▶ [The request]: Print every record below exactly as written.

▶ [Working data]:

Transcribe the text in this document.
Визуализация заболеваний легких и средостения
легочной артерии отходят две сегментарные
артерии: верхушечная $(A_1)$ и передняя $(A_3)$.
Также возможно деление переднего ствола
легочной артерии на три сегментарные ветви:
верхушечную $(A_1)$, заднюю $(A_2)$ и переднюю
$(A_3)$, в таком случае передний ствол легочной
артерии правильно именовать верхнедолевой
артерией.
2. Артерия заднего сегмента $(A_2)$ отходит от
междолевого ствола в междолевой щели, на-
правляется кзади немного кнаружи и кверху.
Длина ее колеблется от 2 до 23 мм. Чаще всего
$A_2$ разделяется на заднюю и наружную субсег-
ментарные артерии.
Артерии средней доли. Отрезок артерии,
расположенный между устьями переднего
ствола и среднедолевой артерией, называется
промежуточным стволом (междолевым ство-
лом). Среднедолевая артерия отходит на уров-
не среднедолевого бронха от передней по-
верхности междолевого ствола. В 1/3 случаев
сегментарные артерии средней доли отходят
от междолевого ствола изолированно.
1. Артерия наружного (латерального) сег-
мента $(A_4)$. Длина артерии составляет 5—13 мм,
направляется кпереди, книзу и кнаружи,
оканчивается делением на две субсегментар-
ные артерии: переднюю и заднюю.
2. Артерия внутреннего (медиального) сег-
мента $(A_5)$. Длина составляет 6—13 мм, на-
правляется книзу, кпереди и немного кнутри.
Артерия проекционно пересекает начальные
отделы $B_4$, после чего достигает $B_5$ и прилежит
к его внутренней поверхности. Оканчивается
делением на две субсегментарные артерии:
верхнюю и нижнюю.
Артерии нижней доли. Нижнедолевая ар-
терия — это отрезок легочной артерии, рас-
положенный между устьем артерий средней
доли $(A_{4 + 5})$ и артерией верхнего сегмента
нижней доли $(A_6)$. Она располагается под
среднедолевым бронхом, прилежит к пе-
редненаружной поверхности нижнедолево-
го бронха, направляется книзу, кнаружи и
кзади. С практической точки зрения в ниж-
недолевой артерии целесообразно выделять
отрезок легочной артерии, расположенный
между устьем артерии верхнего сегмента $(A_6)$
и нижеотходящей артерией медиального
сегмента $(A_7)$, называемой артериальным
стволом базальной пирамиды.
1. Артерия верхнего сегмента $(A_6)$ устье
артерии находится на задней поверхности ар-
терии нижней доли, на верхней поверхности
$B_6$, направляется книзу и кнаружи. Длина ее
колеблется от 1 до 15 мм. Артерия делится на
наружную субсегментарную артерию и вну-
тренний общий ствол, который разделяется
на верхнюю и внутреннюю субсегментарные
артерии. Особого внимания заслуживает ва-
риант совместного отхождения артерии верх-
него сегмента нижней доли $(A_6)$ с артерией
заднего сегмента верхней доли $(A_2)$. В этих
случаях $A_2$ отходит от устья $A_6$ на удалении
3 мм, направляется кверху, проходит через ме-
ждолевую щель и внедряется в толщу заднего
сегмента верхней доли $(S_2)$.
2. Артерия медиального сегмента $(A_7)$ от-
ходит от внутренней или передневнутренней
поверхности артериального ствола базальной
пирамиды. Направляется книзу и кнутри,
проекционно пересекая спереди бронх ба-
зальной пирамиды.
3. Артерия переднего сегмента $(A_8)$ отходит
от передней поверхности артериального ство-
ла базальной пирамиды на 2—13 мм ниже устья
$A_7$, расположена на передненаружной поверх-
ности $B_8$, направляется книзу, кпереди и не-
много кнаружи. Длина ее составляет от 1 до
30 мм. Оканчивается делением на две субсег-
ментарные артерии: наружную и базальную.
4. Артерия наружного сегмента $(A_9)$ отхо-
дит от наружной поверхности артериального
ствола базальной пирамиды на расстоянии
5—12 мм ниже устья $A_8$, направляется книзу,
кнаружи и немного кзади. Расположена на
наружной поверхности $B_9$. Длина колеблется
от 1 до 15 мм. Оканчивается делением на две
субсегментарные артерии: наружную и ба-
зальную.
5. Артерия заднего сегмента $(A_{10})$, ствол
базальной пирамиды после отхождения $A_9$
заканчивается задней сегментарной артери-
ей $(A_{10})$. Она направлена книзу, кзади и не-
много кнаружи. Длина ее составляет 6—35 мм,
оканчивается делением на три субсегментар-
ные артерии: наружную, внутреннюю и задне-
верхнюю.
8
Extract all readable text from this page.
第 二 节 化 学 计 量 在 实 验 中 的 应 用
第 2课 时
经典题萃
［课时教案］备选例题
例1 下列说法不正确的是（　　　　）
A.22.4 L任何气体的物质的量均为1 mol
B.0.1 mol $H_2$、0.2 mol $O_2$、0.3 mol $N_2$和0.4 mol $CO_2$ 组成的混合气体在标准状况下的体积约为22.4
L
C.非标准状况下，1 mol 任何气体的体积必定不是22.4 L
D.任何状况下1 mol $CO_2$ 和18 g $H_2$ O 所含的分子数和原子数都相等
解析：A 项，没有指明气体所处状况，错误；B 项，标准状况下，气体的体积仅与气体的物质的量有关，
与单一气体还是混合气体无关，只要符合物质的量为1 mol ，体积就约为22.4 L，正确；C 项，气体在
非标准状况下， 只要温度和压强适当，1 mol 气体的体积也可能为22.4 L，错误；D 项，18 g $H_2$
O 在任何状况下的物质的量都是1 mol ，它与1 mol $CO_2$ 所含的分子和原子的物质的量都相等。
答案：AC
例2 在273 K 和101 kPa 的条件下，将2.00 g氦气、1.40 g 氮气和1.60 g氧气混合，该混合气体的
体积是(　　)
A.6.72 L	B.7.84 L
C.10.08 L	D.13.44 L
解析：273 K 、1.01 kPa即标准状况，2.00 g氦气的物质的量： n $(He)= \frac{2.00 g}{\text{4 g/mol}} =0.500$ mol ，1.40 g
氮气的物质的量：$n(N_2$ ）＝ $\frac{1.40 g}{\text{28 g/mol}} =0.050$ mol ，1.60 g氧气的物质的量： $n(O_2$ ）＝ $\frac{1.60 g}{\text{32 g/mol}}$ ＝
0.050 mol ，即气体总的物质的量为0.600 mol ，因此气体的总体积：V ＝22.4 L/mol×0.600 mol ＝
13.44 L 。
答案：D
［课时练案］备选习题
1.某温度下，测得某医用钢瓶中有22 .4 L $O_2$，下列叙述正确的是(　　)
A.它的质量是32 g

▶ [Response to this exercise]:
Transcribe the text in this document.
Визуализация заболеваний легких и средостения
легочной артерии отходят две сегментарные
артерии: верхушечная $(A_1)$ и передняя $(A_3)$.
Также возможно деление переднего ствола
легочной артерии на три сегментарные ветви:
верхушечную $(A_1)$, заднюю $(A_2)$ и переднюю
$(A_3)$, в таком случае передний ствол легочной
артерии правильно именовать верхнедолевой
артерией.
2. Артерия заднего сегмента $(A_2)$ отходит от
междолевого ствола в междолевой щели, на-
правляется кзади немного кнаружи и кверху.
Длина ее колеблется от 2 до 23 мм. Чаще всего
$A_2$ разделяется на заднюю и наружную субсег-
ментарные артерии.
Артерии средней доли. Отрезок артерии,
расположенный между устьями переднего
ствола и среднедолевой артерией, называется
промежуточным стволом (междолевым ство-
лом). Среднедолевая артерия отходит на уров-
не среднедолевого бронха от передней по-
верхности междолевого ствола. В 1/3 случаев
сегментарные артерии средней доли отходят
от междолевого ствола изолированно.
1. Артерия наружного (латерального) сег-
мента $(A_4)$. Длина артерии составляет 5—13 мм,
направляется кпереди, книзу и кнаружи,
оканчивается делением на две субсегментар-
ные артерии: переднюю и заднюю.
2. Артерия внутреннего (медиального) сег-
мента $(A_5)$. Длина составляет 6—13 мм, на-
правляется книзу, кпереди и немного кнутри.
Артерия проекционно пересекает начальные
отделы $B_4$, после чего достигает $B_5$ и прилежит
к его внутренней поверхности. Оканчивается
делением на две субсегментарные артерии:
верхнюю и нижнюю.
Артерии нижней доли. Нижнедолевая ар-
терия — это отрезок легочной артерии, рас-
положенный между устьем артерий средней
доли $(A_{4 + 5})$ и артерией верхнего сегмента
нижней доли $(A_6)$. Она располагается под
среднедолевым бронхом, прилежит к пе-
редненаружной поверхности нижнедолево-
го бронха, направляется книзу, кнаружи и
кзади. С практической точки зрения в ниж-
недолевой артерии целесообразно выделять
отрезок легочной артерии, расположенный
между устьем артерии верхнего сегмента $(A_6)$
и нижеотходящей артерией медиального
сегмента $(A_7)$, называемой артериальным
стволом базальной пирамиды.
1. Артерия верхнего сегмента $(A_6)$ устье
артерии находится на задней поверхности ар-
терии нижней доли, на верхней поверхности
$B_6$, направляется книзу и кнаружи. Длина ее
колеблется от 1 до 15 мм. Артерия делится на
наружную субсегментарную артерию и вну-
тренний общий ствол, который разделяется
на верхнюю и внутреннюю субсегментарные
артерии. Особого внимания заслуживает ва-
риант совместного отхождения артерии верх-
него сегмента нижней доли $(A_6)$ с артерией
заднего сегмента верхней доли $(A_2)$. В этих
случаях $A_2$ отходит от устья $A_6$ на удалении
3 мм, направляется кверху, проходит через ме-
ждолевую щель и внедряется в толщу заднего
сегмента верхней доли $(S_2)$.
2. Артерия медиального сегмента $(A_7)$ от-
ходит от внутренней или передневнутренней
поверхности артериального ствола базальной
пирамиды. Направляется книзу и кнутри,
проекционно пересекая спереди бронх ба-
зальной пирамиды.
3. Артерия переднего сегмента $(A_8)$ отходит
от передней поверхности артериального ство-
ла базальной пирамиды на 2—13 мм ниже устья
$A_7$, расположена на передненаружной поверх-
ности $B_8$, направляется книзу, кпереди и не-
много кнаружи. Длина ее составляет от 1 до
30 мм. Оканчивается делением на две субсег-
ментарные артерии: наружную и базальную.
4. Артерия наружного сегмента $(A_9)$ отхо-
дит от наружной поверхности артериального
ствола базальной пирамиды на расстоянии
5—12 мм ниже устья $A_8$, направляется книзу,
кнаружи и немного кзади. Расположена на
наружной поверхности $B_9$. Длина колеблется
от 1 до 15 мм. Оканчивается делением на две
субсегментарные артерии: наружную и ба-
зальную.
5. Артерия заднего сегмента $(A_{10})$, ствол
базальной пирамиды после отхождения $A_9$
заканчивается задней сегментарной артери-
ей $(A_{10})$. Она направлена книзу, кзади и не-
много кнаружи. Длина ее составляет 6—35 мм,
оканчивается делением на три субсегментар-
ные артерии: наружную, внутреннюю и задне-
верхнюю.
8
Extract all readable text from this page.
第 二 节 化 学 计 量 在 实 验 中 的 应 用
第 2课 时
经典题萃
［课时教案］备选例题
例1 下列说法不正确的是（　　　　）
A.22.4 L任何气体的物质的量均为1 mol
B.0.1 mol $H_2$、0.2 mol $O_2$、0.3 mol $N_2$和0.4 mol $CO_2$ 组成的混合气体在标准状况下的体积约为22.4
L
C.非标准状况下，1 mol 任何气体的体积必定不是22.4 L
D.任何状况下1 mol $CO_2$ 和18 g $H_2$ O 所含的分子数和原子数都相等
解析：A 项，没有指明气体所处状况，错误；B 项，标准状况下，气体的体积仅与气体的物质的量有关，
与单一气体还是混合气体无关，只要符合物质的量为1 mol ，体积就约为22.4 L，正确；C 项，气体在
非标准状况下， 只要温度和压强适当，1 mol 气体的体积也可能为22.4 L，错误；D 项，18 g $H_2$
O 在任何状况下的物质的量都是1 mol ，它与1 mol $CO_2$ 所含的分子和原子的物质的量都相等。
答案：AC
例2 在273 K 和101 kPa 的条件下，将2.00 g氦气、1.40 g 氮气和1.60 g氧气混合，该混合气体的
体积是(　　)
A.6.72 L	B.7.84 L
C.10.08 L	D.13.44 L
解析：273 K 、1.01 kPa即标准状况，2.00 g氦气的物质的量： n $(He)= \frac{2.00 g}{\text{4 g/mol}} =0.500$ mol ，1.40 g
氮气的物质的量：$n(N_2$ ）＝ $\frac{1.40 g}{\text{28 g/mol}} =0.050$ mol ，1.60 g氧气的物质的量： $n(O_2$ ）＝ $\frac{1.60 g}{\text{32 g/mol}}$ ＝
0.050 mol ，即气体总的物质的量为0.600 mol ，因此气体的总体积：V ＝22.4 L/mol×0.600 mol ＝
13.44 L 。
答案：D
［课时练案］备选习题
1.某温度下，测得某医用钢瓶中有22 .4 L $O_2$，下列叙述正确的是(　　)
A.它的质量是32 g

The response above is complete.